**SHORT TASK:** Omit the images. Copy each entry word for word.

++++++++

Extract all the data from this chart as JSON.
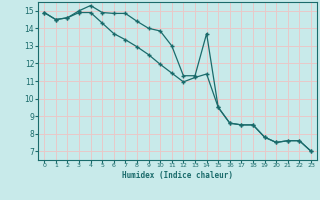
{
  "xlabel": "Humidex (Indice chaleur)",
  "background_color": "#c8eaea",
  "grid_color": "#e8c8c8",
  "line_color": "#1a6b6b",
  "xlim": [
    -0.5,
    23.5
  ],
  "ylim": [
    6.5,
    15.5
  ],
  "xticks": [
    0,
    1,
    2,
    3,
    4,
    5,
    6,
    7,
    8,
    9,
    10,
    11,
    12,
    13,
    14,
    15,
    16,
    17,
    18,
    19,
    20,
    21,
    22,
    23
  ],
  "yticks": [
    7,
    8,
    9,
    10,
    11,
    12,
    13,
    14,
    15
  ],
  "line1_x": [
    0,
    1,
    2,
    3,
    4,
    5,
    6,
    7,
    8,
    9,
    10,
    11,
    12,
    13,
    14,
    15,
    16,
    17,
    18,
    19,
    20,
    21,
    22,
    23
  ],
  "line1_y": [
    14.9,
    14.5,
    14.6,
    15.0,
    15.3,
    14.9,
    14.85,
    14.85,
    14.4,
    14.0,
    13.85,
    13.0,
    11.3,
    11.3,
    13.7,
    9.5,
    8.6,
    8.5,
    8.5,
    7.8,
    7.5,
    7.6,
    7.6,
    7.0
  ],
  "line2_x": [
    0,
    1,
    2,
    3,
    4,
    5,
    6,
    7,
    8,
    9,
    10,
    11,
    12,
    13,
    14,
    15,
    16,
    17,
    18,
    19,
    20,
    21,
    22,
    23
  ],
  "line2_y": [
    14.9,
    14.5,
    14.6,
    14.9,
    14.9,
    14.3,
    13.7,
    13.35,
    12.95,
    12.5,
    11.95,
    11.45,
    10.95,
    11.2,
    11.4,
    9.5,
    8.6,
    8.5,
    8.5,
    7.8,
    7.5,
    7.6,
    7.6,
    7.0
  ]
}
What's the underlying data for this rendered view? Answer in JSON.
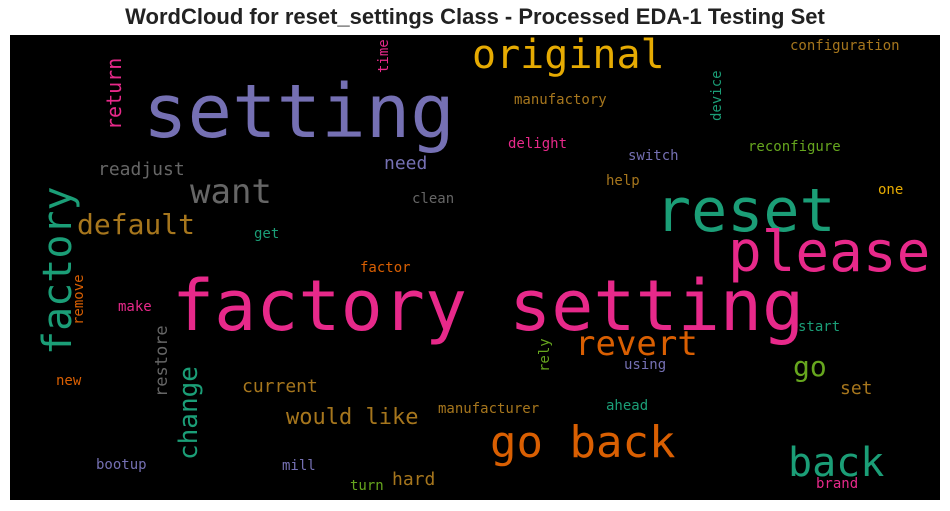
{
  "title": "WordCloud for reset_settings Class - Processed EDA-1 Testing Set",
  "chart_data": {
    "type": "wordcloud",
    "words": [
      {
        "text": "factory setting",
        "color": "#e7298a"
      },
      {
        "text": "setting",
        "color": "#7570b3"
      },
      {
        "text": "reset",
        "color": "#1b9e77"
      },
      {
        "text": "please",
        "color": "#e7298a"
      },
      {
        "text": "go back",
        "color": "#d95f02"
      },
      {
        "text": "original",
        "color": "#e6ab02"
      },
      {
        "text": "factory",
        "color": "#1b9e77"
      },
      {
        "text": "back",
        "color": "#1b9e77"
      },
      {
        "text": "want",
        "color": "#666666"
      },
      {
        "text": "revert",
        "color": "#d95f02"
      },
      {
        "text": "default",
        "color": "#a6761d"
      },
      {
        "text": "would like",
        "color": "#a6761d"
      },
      {
        "text": "go",
        "color": "#66a61e"
      },
      {
        "text": "change",
        "color": "#1b9e77"
      },
      {
        "text": "return",
        "color": "#e7298a"
      },
      {
        "text": "readjust",
        "color": "#666666"
      },
      {
        "text": "current",
        "color": "#a6761d"
      },
      {
        "text": "restore",
        "color": "#666666"
      },
      {
        "text": "hard",
        "color": "#a6761d"
      },
      {
        "text": "need",
        "color": "#7570b3"
      },
      {
        "text": "set",
        "color": "#a6761d"
      },
      {
        "text": "configuration",
        "color": "#a6761d"
      },
      {
        "text": "manufactory",
        "color": "#a6761d"
      },
      {
        "text": "delight",
        "color": "#e7298a"
      },
      {
        "text": "switch",
        "color": "#7570b3"
      },
      {
        "text": "reconfigure",
        "color": "#66a61e"
      },
      {
        "text": "help",
        "color": "#a6761d"
      },
      {
        "text": "one",
        "color": "#e6ab02"
      },
      {
        "text": "clean",
        "color": "#666666"
      },
      {
        "text": "get",
        "color": "#1b9e77"
      },
      {
        "text": "factor",
        "color": "#d95f02"
      },
      {
        "text": "make",
        "color": "#e7298a"
      },
      {
        "text": "remove",
        "color": "#d95f02"
      },
      {
        "text": "start",
        "color": "#1b9e77"
      },
      {
        "text": "new",
        "color": "#d95f02"
      },
      {
        "text": "using",
        "color": "#7570b3"
      },
      {
        "text": "rely",
        "color": "#66a61e"
      },
      {
        "text": "manufacturer",
        "color": "#a6761d"
      },
      {
        "text": "ahead",
        "color": "#1b9e77"
      },
      {
        "text": "bootup",
        "color": "#7570b3"
      },
      {
        "text": "mill",
        "color": "#7570b3"
      },
      {
        "text": "turn",
        "color": "#66a61e"
      },
      {
        "text": "brand",
        "color": "#e7298a"
      },
      {
        "text": "time",
        "color": "#e7298a"
      },
      {
        "text": "device",
        "color": "#1b9e77"
      }
    ]
  }
}
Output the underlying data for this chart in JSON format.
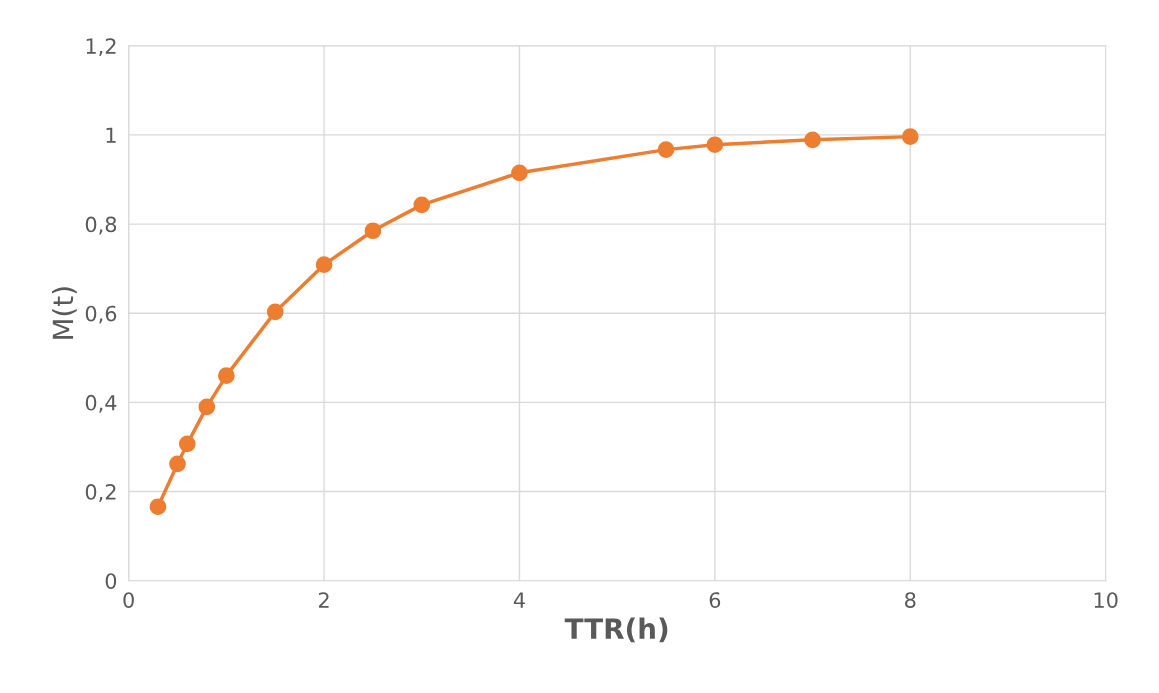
{
  "chart_data": {
    "type": "line",
    "xlabel": "TTR(h)",
    "ylabel": "M(t)",
    "series": [
      {
        "color": "#ed7d31",
        "x": [
          0.3,
          0.5,
          0.6,
          0.8,
          1.0,
          1.5,
          2,
          2.5,
          3,
          4,
          5.5,
          6,
          7,
          8
        ],
        "values": [
          0.166,
          0.262,
          0.307,
          0.39,
          0.46,
          0.603,
          0.709,
          0.785,
          0.843,
          0.915,
          0.967,
          0.978,
          0.989,
          0.996
        ]
      }
    ],
    "xlim": [
      0,
      10
    ],
    "xticks": [
      0,
      2,
      4,
      6,
      8,
      10
    ],
    "ylim": [
      0,
      1.2
    ],
    "yticks": [
      0,
      {
        "value": 0.2,
        "label": "0,2"
      },
      {
        "value": 0.4,
        "label": "0,4"
      },
      {
        "value": 0.6,
        "label": "0,6"
      },
      {
        "value": 0.8,
        "label": "0,8"
      },
      1,
      {
        "value": 1.2,
        "label": "1,2"
      }
    ],
    "grid": true,
    "marker": "circle",
    "line_style": "solid",
    "legend": false
  }
}
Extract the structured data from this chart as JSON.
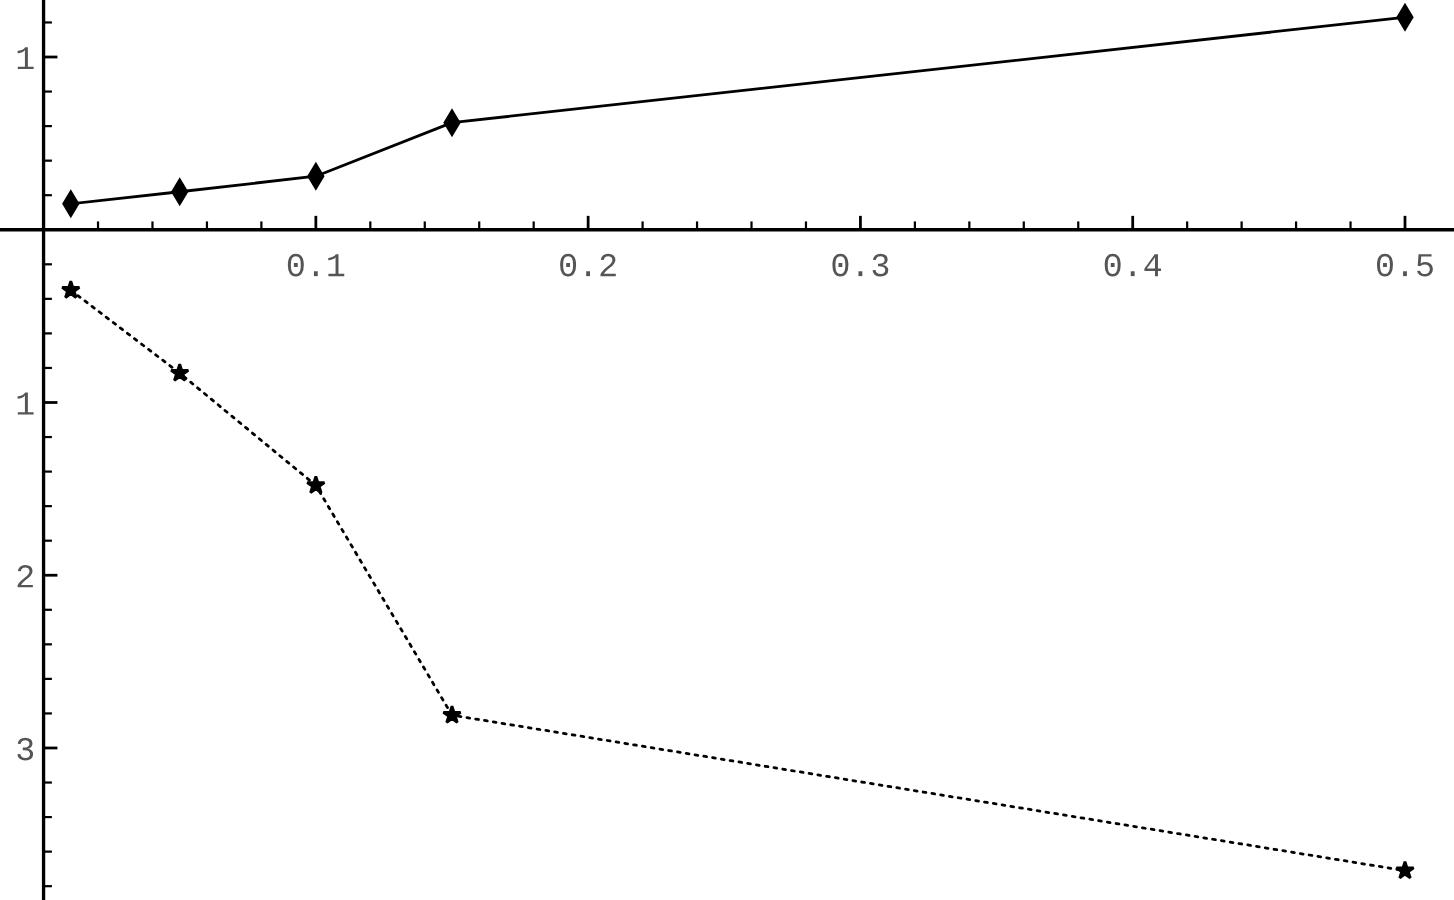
{
  "chart_data": {
    "type": "line",
    "x": [
      0.01,
      0.05,
      0.1,
      0.15,
      0.5
    ],
    "series": [
      {
        "color": "#000000",
        "values": [
          0.15,
          0.22,
          0.31,
          0.62,
          1.23
        ],
        "marker": "diamond",
        "line_style": "solid"
      },
      {
        "color": "#000000",
        "values": [
          -0.35,
          -0.83,
          -1.48,
          -2.81,
          -3.71
        ],
        "marker": "star",
        "line_style": "dotted"
      }
    ],
    "xlim": [
      -0.016,
      0.518
    ],
    "ylim": [
      -3.88,
      1.33
    ],
    "xticks": [
      0.1,
      0.2,
      0.3,
      0.4,
      0.5
    ],
    "yticks": [
      {
        "value": 1,
        "label": "1"
      },
      {
        "value": -1,
        "label": "1"
      },
      {
        "value": -2,
        "label": "2"
      },
      {
        "value": -3,
        "label": "3"
      }
    ]
  }
}
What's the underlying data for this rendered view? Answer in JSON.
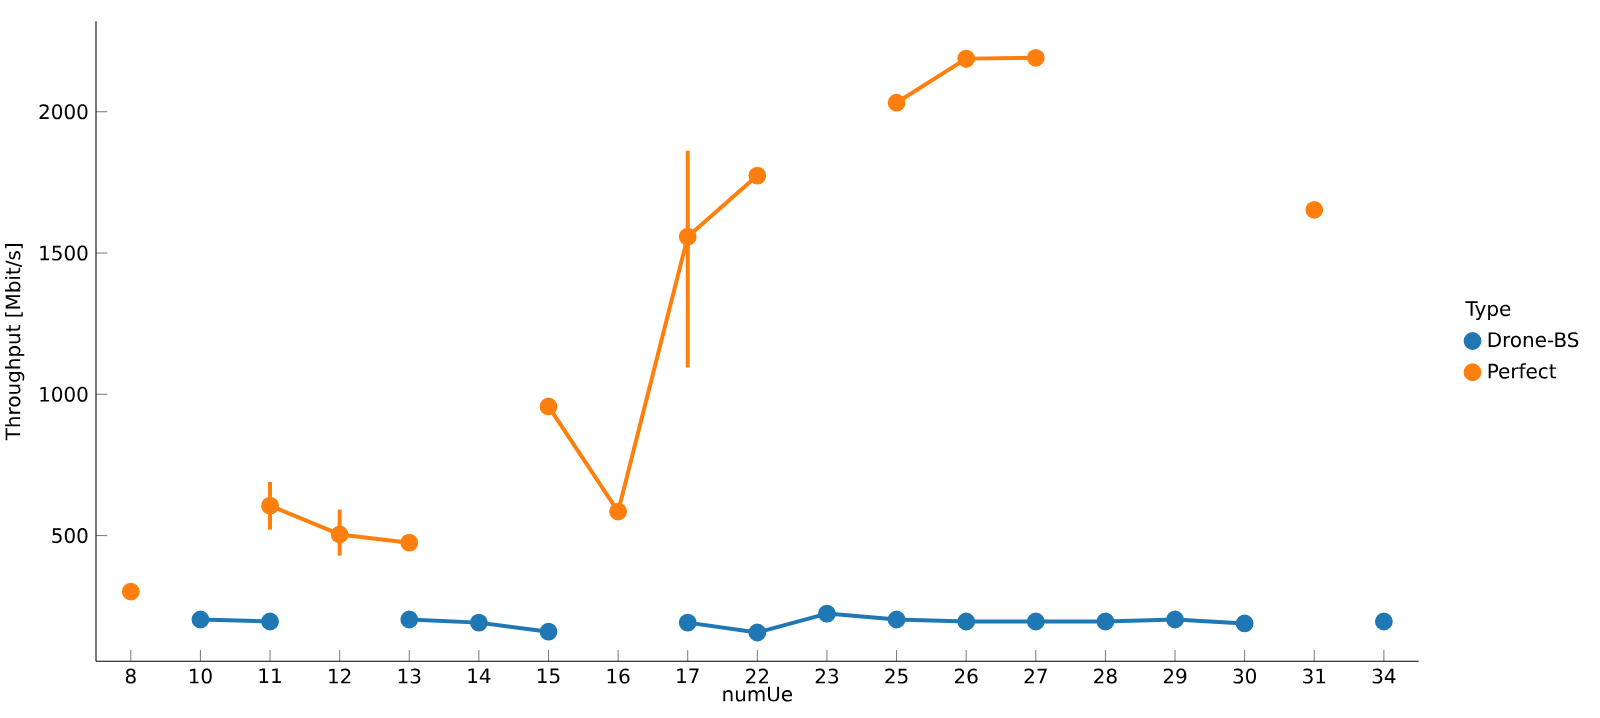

++++++++

**RESPONSE FOR THIS EXERCISE:**
Extract all the data from this chart as JSON.
{
  "xlabel": "Humidex (Indice chaleur)",
  "background_color": "#c8eaea",
  "grid_color": "#e8c8c8",
  "line_color": "#1a6b6b",
  "xlim": [
    -0.5,
    23.5
  ],
  "ylim": [
    6.5,
    15.5
  ],
  "xticks": [
    0,
    1,
    2,
    3,
    4,
    5,
    6,
    7,
    8,
    9,
    10,
    11,
    12,
    13,
    14,
    15,
    16,
    17,
    18,
    19,
    20,
    21,
    22,
    23
  ],
  "yticks": [
    7,
    8,
    9,
    10,
    11,
    12,
    13,
    14,
    15
  ],
  "line1_x": [
    0,
    1,
    2,
    3,
    4,
    5,
    6,
    7,
    8,
    9,
    10,
    11,
    12,
    13,
    14,
    15,
    16,
    17,
    18,
    19,
    20,
    21,
    22,
    23
  ],
  "line1_y": [
    14.9,
    14.5,
    14.6,
    15.0,
    15.3,
    14.9,
    14.85,
    14.85,
    14.4,
    14.0,
    13.85,
    13.0,
    11.3,
    11.3,
    13.7,
    9.5,
    8.6,
    8.5,
    8.5,
    7.8,
    7.5,
    7.6,
    7.6,
    7.0
  ],
  "line2_x": [
    0,
    1,
    2,
    3,
    4,
    5,
    6,
    7,
    8,
    9,
    10,
    11,
    12,
    13,
    14,
    15,
    16,
    17,
    18,
    19,
    20,
    21,
    22,
    23
  ],
  "line2_y": [
    14.9,
    14.5,
    14.6,
    14.9,
    14.9,
    14.3,
    13.7,
    13.35,
    12.95,
    12.5,
    11.95,
    11.45,
    10.95,
    11.2,
    11.4,
    9.5,
    8.6,
    8.5,
    8.5,
    7.8,
    7.5,
    7.6,
    7.6,
    7.0
  ]
}
What's the underlying data for this rendered view? Answer in JSON.
{
  "title": "WordCloud for reset_settings Class - Processed EDA-1 Testing Set",
  "chart_data": {
    "type": "wordcloud",
    "words": [
      {
        "text": "factory setting",
        "color": "#e7298a"
      },
      {
        "text": "setting",
        "color": "#7570b3"
      },
      {
        "text": "reset",
        "color": "#1b9e77"
      },
      {
        "text": "please",
        "color": "#e7298a"
      },
      {
        "text": "go back",
        "color": "#d95f02"
      },
      {
        "text": "original",
        "color": "#e6ab02"
      },
      {
        "text": "factory",
        "color": "#1b9e77"
      },
      {
        "text": "back",
        "color": "#1b9e77"
      },
      {
        "text": "want",
        "color": "#666666"
      },
      {
        "text": "revert",
        "color": "#d95f02"
      },
      {
        "text": "default",
        "color": "#a6761d"
      },
      {
        "text": "would like",
        "color": "#a6761d"
      },
      {
        "text": "go",
        "color": "#66a61e"
      },
      {
        "text": "change",
        "color": "#1b9e77"
      },
      {
        "text": "return",
        "color": "#e7298a"
      },
      {
        "text": "readjust",
        "color": "#666666"
      },
      {
        "text": "current",
        "color": "#a6761d"
      },
      {
        "text": "restore",
        "color": "#666666"
      },
      {
        "text": "hard",
        "color": "#a6761d"
      },
      {
        "text": "need",
        "color": "#7570b3"
      },
      {
        "text": "set",
        "color": "#a6761d"
      },
      {
        "text": "configuration",
        "color": "#a6761d"
      },
      {
        "text": "manufactory",
        "color": "#a6761d"
      },
      {
        "text": "delight",
        "color": "#e7298a"
      },
      {
        "text": "switch",
        "color": "#7570b3"
      },
      {
        "text": "reconfigure",
        "color": "#66a61e"
      },
      {
        "text": "help",
        "color": "#a6761d"
      },
      {
        "text": "one",
        "color": "#e6ab02"
      },
      {
        "text": "clean",
        "color": "#666666"
      },
      {
        "text": "get",
        "color": "#1b9e77"
      },
      {
        "text": "factor",
        "color": "#d95f02"
      },
      {
        "text": "make",
        "color": "#e7298a"
      },
      {
        "text": "remove",
        "color": "#d95f02"
      },
      {
        "text": "start",
        "color": "#1b9e77"
      },
      {
        "text": "new",
        "color": "#d95f02"
      },
      {
        "text": "using",
        "color": "#7570b3"
      },
      {
        "text": "rely",
        "color": "#66a61e"
      },
      {
        "text": "manufacturer",
        "color": "#a6761d"
      },
      {
        "text": "ahead",
        "color": "#1b9e77"
      },
      {
        "text": "bootup",
        "color": "#7570b3"
      },
      {
        "text": "mill",
        "color": "#7570b3"
      },
      {
        "text": "turn",
        "color": "#66a61e"
      },
      {
        "text": "brand",
        "color": "#e7298a"
      },
      {
        "text": "time",
        "color": "#e7298a"
      },
      {
        "text": "device",
        "color": "#1b9e77"
      }
    ]
  }
}
Output the underlying data for this chart in JSON format.
{
  "chart_data": {
    "type": "line",
    "xlabel": "TTR(h)",
    "ylabel": "M(t)",
    "series": [
      {
        "color": "#ed7d31",
        "x": [
          0.3,
          0.5,
          0.6,
          0.8,
          1.0,
          1.5,
          2,
          2.5,
          3,
          4,
          5.5,
          6,
          7,
          8
        ],
        "values": [
          0.166,
          0.262,
          0.307,
          0.39,
          0.46,
          0.603,
          0.709,
          0.785,
          0.843,
          0.915,
          0.967,
          0.978,
          0.989,
          0.996
        ]
      }
    ],
    "xlim": [
      0,
      10
    ],
    "xticks": [
      0,
      2,
      4,
      6,
      8,
      10
    ],
    "ylim": [
      0,
      1.2
    ],
    "yticks": [
      0,
      {
        "value": 0.2,
        "label": "0,2"
      },
      {
        "value": 0.4,
        "label": "0,4"
      },
      {
        "value": 0.6,
        "label": "0,6"
      },
      {
        "value": 0.8,
        "label": "0,8"
      },
      1,
      {
        "value": 1.2,
        "label": "1,2"
      }
    ],
    "grid": true,
    "marker": "circle",
    "line_style": "solid",
    "legend": false
  }
}
Extract the structured data from this chart as JSON.
{
  "chart_data": {
    "type": "line",
    "x": [
      0.01,
      0.05,
      0.1,
      0.15,
      0.5
    ],
    "series": [
      {
        "color": "#000000",
        "values": [
          0.15,
          0.22,
          0.31,
          0.62,
          1.23
        ],
        "marker": "diamond",
        "line_style": "solid"
      },
      {
        "color": "#000000",
        "values": [
          -0.35,
          -0.83,
          -1.48,
          -2.81,
          -3.71
        ],
        "marker": "star",
        "line_style": "dotted"
      }
    ],
    "xlim": [
      -0.016,
      0.518
    ],
    "ylim": [
      -3.88,
      1.33
    ],
    "xticks": [
      0.1,
      0.2,
      0.3,
      0.4,
      0.5
    ],
    "yticks": [
      {
        "value": 1,
        "label": "1"
      },
      {
        "value": -1,
        "label": "1"
      },
      {
        "value": -2,
        "label": "2"
      },
      {
        "value": -3,
        "label": "3"
      }
    ]
  }
}
What's the underlying data for this rendered view? Answer in JSON.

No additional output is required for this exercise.